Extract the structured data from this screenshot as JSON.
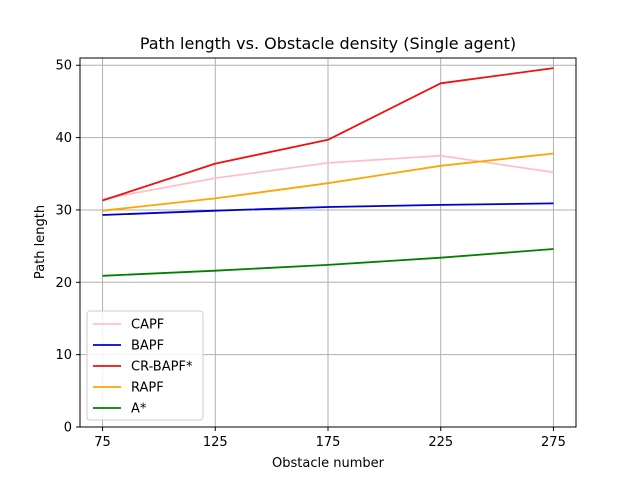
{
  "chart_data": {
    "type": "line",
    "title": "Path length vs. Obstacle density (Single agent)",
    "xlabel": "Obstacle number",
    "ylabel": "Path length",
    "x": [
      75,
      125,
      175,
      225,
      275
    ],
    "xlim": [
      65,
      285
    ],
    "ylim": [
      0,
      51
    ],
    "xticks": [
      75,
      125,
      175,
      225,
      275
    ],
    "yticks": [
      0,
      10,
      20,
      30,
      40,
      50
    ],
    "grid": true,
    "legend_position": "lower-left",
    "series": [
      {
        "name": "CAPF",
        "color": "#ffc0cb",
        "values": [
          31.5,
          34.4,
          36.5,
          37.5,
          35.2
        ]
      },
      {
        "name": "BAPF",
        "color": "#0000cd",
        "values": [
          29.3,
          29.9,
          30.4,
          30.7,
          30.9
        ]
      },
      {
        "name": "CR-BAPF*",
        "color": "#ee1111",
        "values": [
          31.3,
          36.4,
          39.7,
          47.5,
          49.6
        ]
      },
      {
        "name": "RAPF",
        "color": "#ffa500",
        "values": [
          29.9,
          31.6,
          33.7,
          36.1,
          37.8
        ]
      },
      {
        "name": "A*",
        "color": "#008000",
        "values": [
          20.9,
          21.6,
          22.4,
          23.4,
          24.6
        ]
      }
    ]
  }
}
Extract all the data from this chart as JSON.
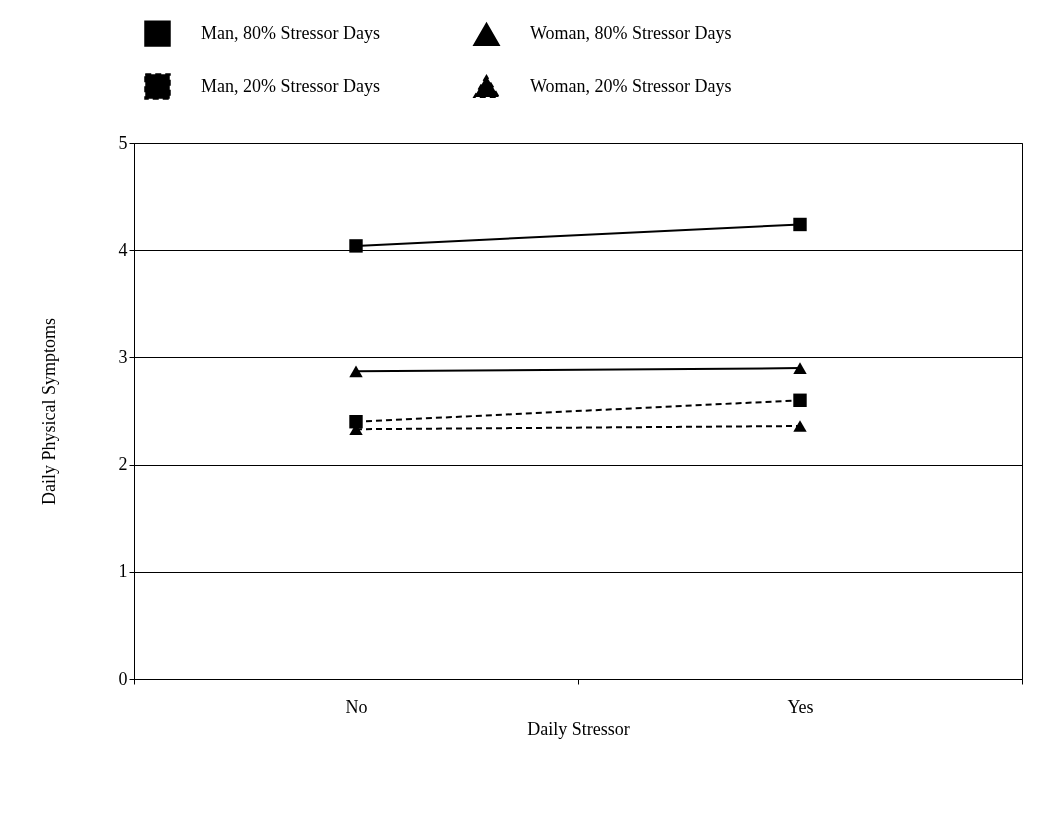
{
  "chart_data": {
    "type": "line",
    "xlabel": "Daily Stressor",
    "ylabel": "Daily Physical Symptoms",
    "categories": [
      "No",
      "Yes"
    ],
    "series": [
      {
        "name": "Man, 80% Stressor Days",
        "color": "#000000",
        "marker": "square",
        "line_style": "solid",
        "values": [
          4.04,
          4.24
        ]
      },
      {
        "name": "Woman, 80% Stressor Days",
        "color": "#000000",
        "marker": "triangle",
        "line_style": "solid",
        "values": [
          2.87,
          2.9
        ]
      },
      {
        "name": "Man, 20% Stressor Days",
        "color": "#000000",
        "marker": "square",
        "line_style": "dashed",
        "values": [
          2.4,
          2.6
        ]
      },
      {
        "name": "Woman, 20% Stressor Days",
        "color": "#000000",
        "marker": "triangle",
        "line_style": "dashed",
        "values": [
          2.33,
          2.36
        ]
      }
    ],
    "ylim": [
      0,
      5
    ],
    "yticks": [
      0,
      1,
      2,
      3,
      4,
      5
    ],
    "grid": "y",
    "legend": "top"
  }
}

_AIM OF THE TASK:_
Quote exactly the lines from the one that contains "Extract all the data from this chart as JSON." through the end of the listing above, both ends included, leaving out the pictures.

_TASK RESPONSE:_
Extract all the data from this chart as JSON.
{
  "chart_data": {
    "type": "line",
    "xlabel": "Daily Stressor",
    "ylabel": "Daily Physical Symptoms",
    "categories": [
      "No",
      "Yes"
    ],
    "series": [
      {
        "name": "Man, 80% Stressor Days",
        "color": "#000000",
        "marker": "square",
        "line_style": "solid",
        "values": [
          4.04,
          4.24
        ]
      },
      {
        "name": "Woman, 80% Stressor Days",
        "color": "#000000",
        "marker": "triangle",
        "line_style": "solid",
        "values": [
          2.87,
          2.9
        ]
      },
      {
        "name": "Man, 20% Stressor Days",
        "color": "#000000",
        "marker": "square",
        "line_style": "dashed",
        "values": [
          2.4,
          2.6
        ]
      },
      {
        "name": "Woman, 20% Stressor Days",
        "color": "#000000",
        "marker": "triangle",
        "line_style": "dashed",
        "values": [
          2.33,
          2.36
        ]
      }
    ],
    "ylim": [
      0,
      5
    ],
    "yticks": [
      0,
      1,
      2,
      3,
      4,
      5
    ],
    "grid": "y",
    "legend": "top"
  }
}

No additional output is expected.